→ DATA PROVIDED:

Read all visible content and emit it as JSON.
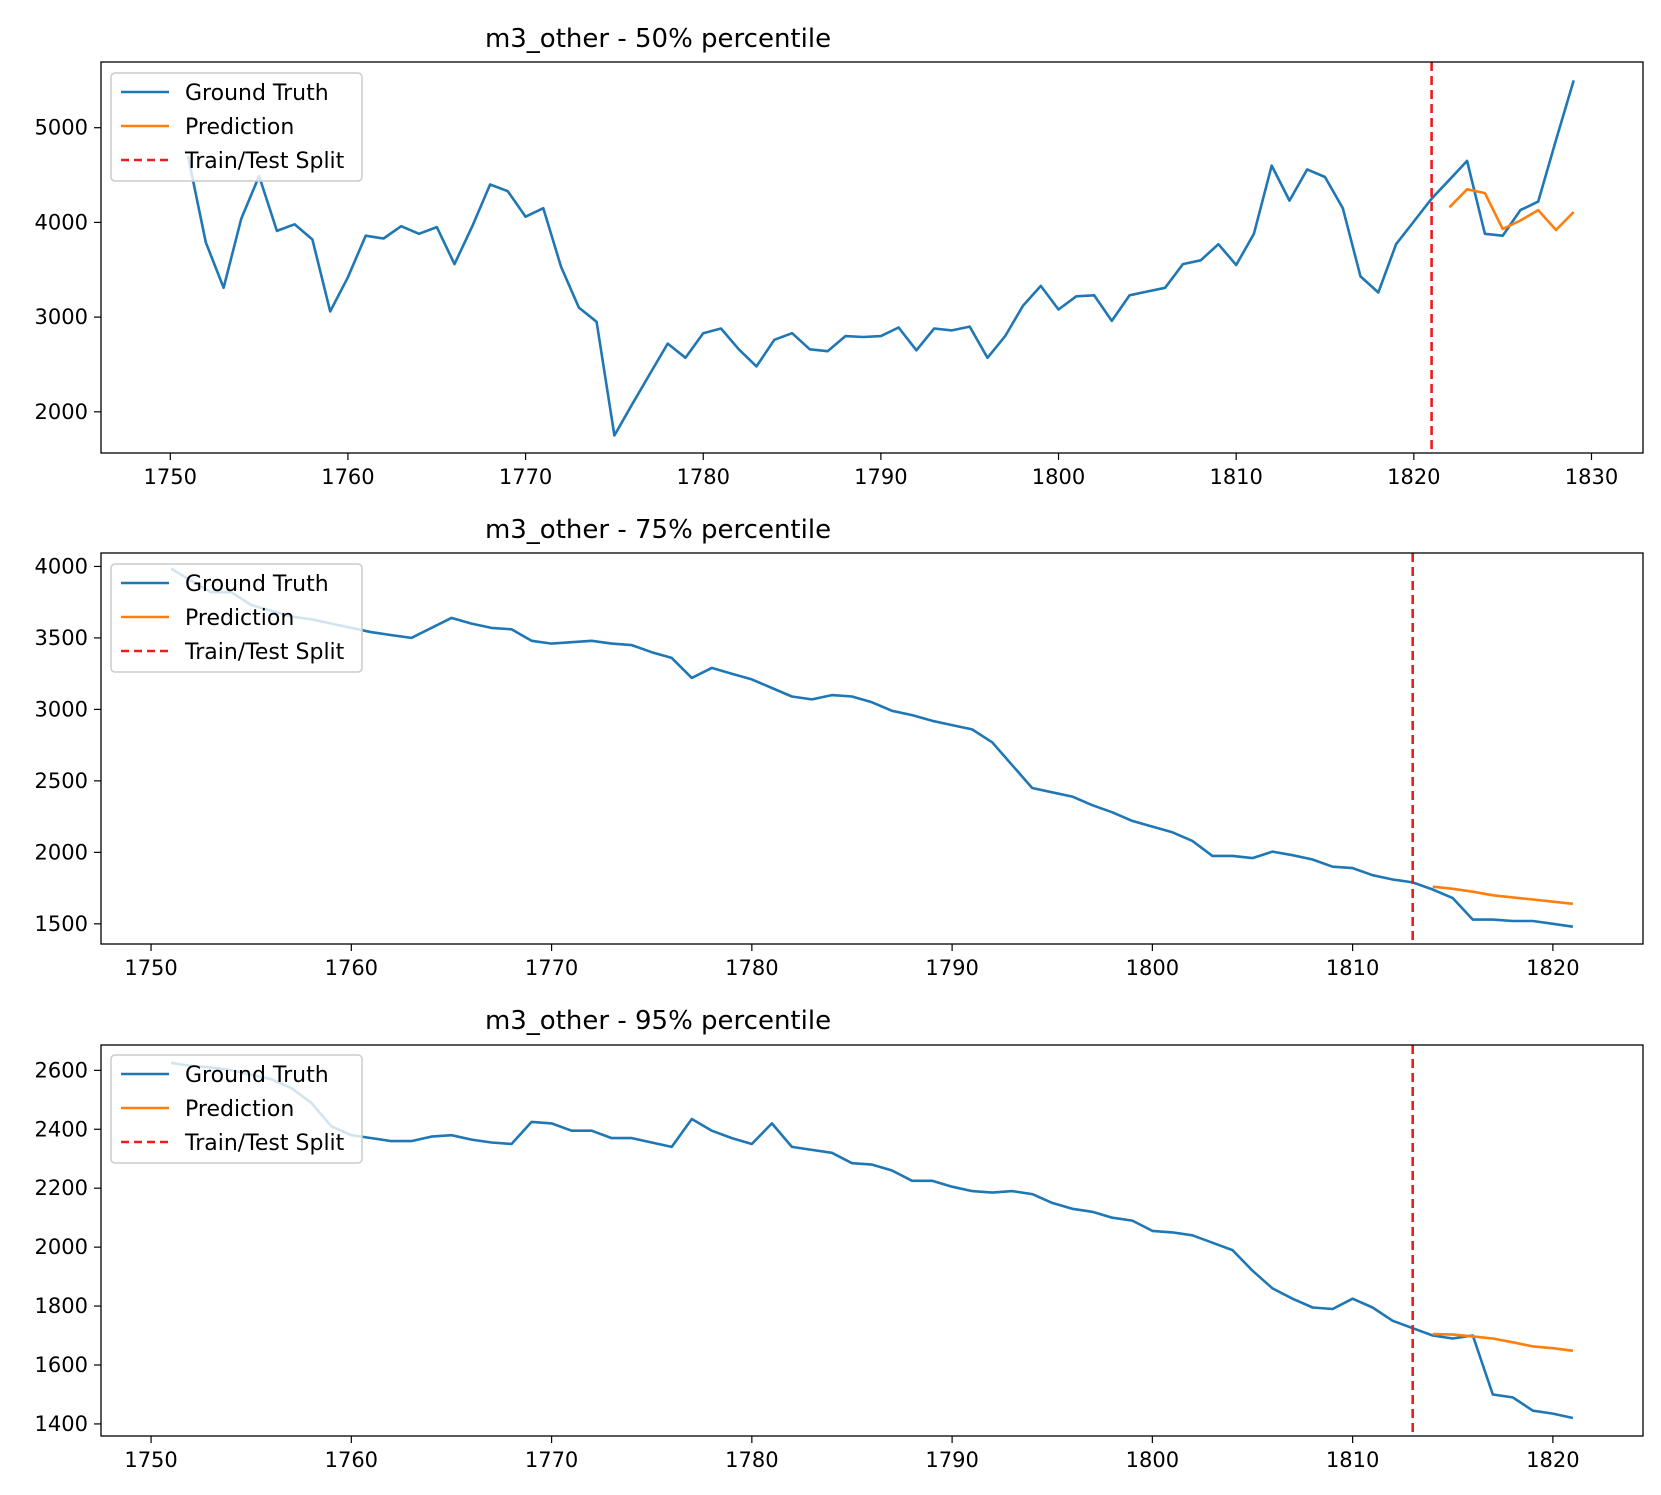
{
  "chart_data": [
    {
      "type": "line",
      "title": "m3_other - 50% percentile",
      "xlabel": "",
      "ylabel": "",
      "xlim": [
        1746.1,
        1832.9
      ],
      "ylim": [
        1565,
        5694
      ],
      "xticks": [
        1750,
        1760,
        1770,
        1780,
        1790,
        1800,
        1810,
        1820,
        1830
      ],
      "yticks": [
        2000,
        3000,
        4000,
        5000
      ],
      "split": 1821,
      "legend": [
        "Ground Truth",
        "Prediction",
        "Train/Test Split"
      ],
      "legend_loc": "upper-left",
      "series": [
        {
          "name": "Ground Truth",
          "color": "#1f77b4",
          "x": [
            1751,
            1752,
            1753,
            1754,
            1755,
            1756,
            1757,
            1758,
            1759,
            1760,
            1761,
            1762,
            1763,
            1764,
            1765,
            1766,
            1767,
            1768,
            1769,
            1770,
            1771,
            1772,
            1773,
            1774,
            1775,
            1776,
            1777,
            1778,
            1779,
            1780,
            1781,
            1782,
            1783,
            1784,
            1785,
            1786,
            1787,
            1788,
            1789,
            1790,
            1791,
            1792,
            1793,
            1794,
            1795,
            1796,
            1797,
            1798,
            1799,
            1800,
            1801,
            1802,
            1803,
            1804,
            1805,
            1806,
            1807,
            1808,
            1809,
            1810,
            1811,
            1812,
            1813,
            1814,
            1815,
            1816,
            1817,
            1818,
            1819,
            1820,
            1821,
            1822,
            1823,
            1824,
            1825,
            1826,
            1827,
            1828,
            1829
          ],
          "values": [
            4700,
            3790,
            3310,
            4040,
            4490,
            3910,
            3980,
            3820,
            3060,
            3420,
            3860,
            3830,
            3960,
            3880,
            3950,
            3560,
            3960,
            4400,
            4330,
            4060,
            4150,
            3530,
            3100,
            2950,
            1750,
            2080,
            2400,
            2720,
            2570,
            2830,
            2880,
            2660,
            2480,
            2760,
            2830,
            2660,
            2640,
            2800,
            2790,
            2800,
            2890,
            2650,
            2880,
            2860,
            2900,
            2570,
            2800,
            3120,
            3330,
            3080,
            3220,
            3230,
            2960,
            3230,
            3270,
            3310,
            3560,
            3600,
            3770,
            3550,
            3880,
            4600,
            4230,
            4560,
            4480,
            4150,
            3430,
            3260,
            3770,
            4010,
            4250,
            4450,
            4650,
            3880,
            3860,
            4130,
            4220,
            4870,
            5500
          ]
        },
        {
          "name": "Prediction",
          "color": "#ff7f0e",
          "x": [
            1822,
            1823,
            1824,
            1825,
            1826,
            1827,
            1828,
            1829
          ],
          "values": [
            4160,
            4350,
            4310,
            3930,
            4020,
            4130,
            3920,
            4110
          ]
        }
      ]
    },
    {
      "type": "line",
      "title": "m3_other - 75% percentile",
      "xlabel": "",
      "ylabel": "",
      "xlim": [
        1747.5,
        1824.5
      ],
      "ylim": [
        1359,
        4094
      ],
      "xticks": [
        1750,
        1760,
        1770,
        1780,
        1790,
        1800,
        1810,
        1820
      ],
      "yticks": [
        1500,
        2000,
        2500,
        3000,
        3500,
        4000
      ],
      "split": 1813,
      "legend": [
        "Ground Truth",
        "Prediction",
        "Train/Test Split"
      ],
      "legend_loc": "upper-left",
      "series": [
        {
          "name": "Ground Truth",
          "color": "#1f77b4",
          "x": [
            1751,
            1752,
            1753,
            1754,
            1755,
            1756,
            1757,
            1758,
            1759,
            1760,
            1761,
            1762,
            1763,
            1764,
            1765,
            1766,
            1767,
            1768,
            1769,
            1770,
            1771,
            1772,
            1773,
            1774,
            1775,
            1776,
            1777,
            1778,
            1779,
            1780,
            1781,
            1782,
            1783,
            1784,
            1785,
            1786,
            1787,
            1788,
            1789,
            1790,
            1791,
            1792,
            1793,
            1794,
            1795,
            1796,
            1797,
            1798,
            1799,
            1800,
            1801,
            1802,
            1803,
            1804,
            1805,
            1806,
            1807,
            1808,
            1809,
            1810,
            1811,
            1812,
            1813,
            1814,
            1815,
            1816,
            1817,
            1818,
            1819,
            1820,
            1821
          ],
          "values": [
            3985,
            3900,
            3820,
            3820,
            3730,
            3690,
            3650,
            3630,
            3600,
            3570,
            3540,
            3520,
            3500,
            3570,
            3640,
            3600,
            3570,
            3560,
            3480,
            3460,
            3470,
            3480,
            3460,
            3450,
            3400,
            3360,
            3220,
            3290,
            3250,
            3210,
            3150,
            3090,
            3070,
            3100,
            3090,
            3050,
            2990,
            2960,
            2920,
            2890,
            2860,
            2770,
            2610,
            2450,
            2420,
            2390,
            2330,
            2280,
            2220,
            2180,
            2140,
            2080,
            1975,
            1975,
            1960,
            2005,
            1980,
            1950,
            1900,
            1890,
            1840,
            1810,
            1790,
            1740,
            1680,
            1530,
            1530,
            1520,
            1520,
            1500,
            1480
          ]
        },
        {
          "name": "Prediction",
          "color": "#ff7f0e",
          "x": [
            1814,
            1815,
            1816,
            1817,
            1818,
            1819,
            1820,
            1821
          ],
          "values": [
            1760,
            1745,
            1725,
            1700,
            1685,
            1670,
            1655,
            1640
          ]
        }
      ]
    },
    {
      "type": "line",
      "title": "m3_other - 95% percentile",
      "xlabel": "",
      "ylabel": "",
      "xlim": [
        1747.5,
        1824.5
      ],
      "ylim": [
        1359,
        2686
      ],
      "xticks": [
        1750,
        1760,
        1770,
        1780,
        1790,
        1800,
        1810,
        1820
      ],
      "yticks": [
        1400,
        1600,
        1800,
        2000,
        2200,
        2400,
        2600
      ],
      "split": 1813,
      "legend": [
        "Ground Truth",
        "Prediction",
        "Train/Test Split"
      ],
      "legend_loc": "upper-left",
      "series": [
        {
          "name": "Ground Truth",
          "color": "#1f77b4",
          "x": [
            1751,
            1752,
            1753,
            1754,
            1755,
            1756,
            1757,
            1758,
            1759,
            1760,
            1761,
            1762,
            1763,
            1764,
            1765,
            1766,
            1767,
            1768,
            1769,
            1770,
            1771,
            1772,
            1773,
            1774,
            1775,
            1776,
            1777,
            1778,
            1779,
            1780,
            1781,
            1782,
            1783,
            1784,
            1785,
            1786,
            1787,
            1788,
            1789,
            1790,
            1791,
            1792,
            1793,
            1794,
            1795,
            1796,
            1797,
            1798,
            1799,
            1800,
            1801,
            1802,
            1803,
            1804,
            1805,
            1806,
            1807,
            1808,
            1809,
            1810,
            1811,
            1812,
            1813,
            1814,
            1815,
            1816,
            1817,
            1818,
            1819,
            1820,
            1821
          ],
          "values": [
            2625,
            2615,
            2610,
            2600,
            2585,
            2570,
            2540,
            2490,
            2410,
            2380,
            2370,
            2360,
            2360,
            2375,
            2380,
            2365,
            2355,
            2350,
            2425,
            2420,
            2395,
            2395,
            2370,
            2370,
            2355,
            2340,
            2435,
            2395,
            2370,
            2350,
            2420,
            2340,
            2330,
            2320,
            2285,
            2280,
            2260,
            2225,
            2225,
            2205,
            2190,
            2185,
            2190,
            2180,
            2150,
            2130,
            2120,
            2100,
            2090,
            2055,
            2050,
            2040,
            2015,
            1990,
            1920,
            1860,
            1825,
            1795,
            1790,
            1825,
            1795,
            1750,
            1725,
            1700,
            1690,
            1700,
            1500,
            1490,
            1445,
            1435,
            1420
          ]
        },
        {
          "name": "Prediction",
          "color": "#ff7f0e",
          "x": [
            1814,
            1815,
            1816,
            1817,
            1818,
            1819,
            1820,
            1821
          ],
          "values": [
            1705,
            1703,
            1697,
            1690,
            1677,
            1663,
            1657,
            1648
          ]
        }
      ]
    }
  ]
}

→ WHAT IS NEEDED: Scan the material above. Copy each line where "percentile" occurs.

→ ANSWER TO THIS EXERCISE:
      "title": "m3_other - 50% percentile",
      "title": "m3_other - 75% percentile",
      "title": "m3_other - 95% percentile",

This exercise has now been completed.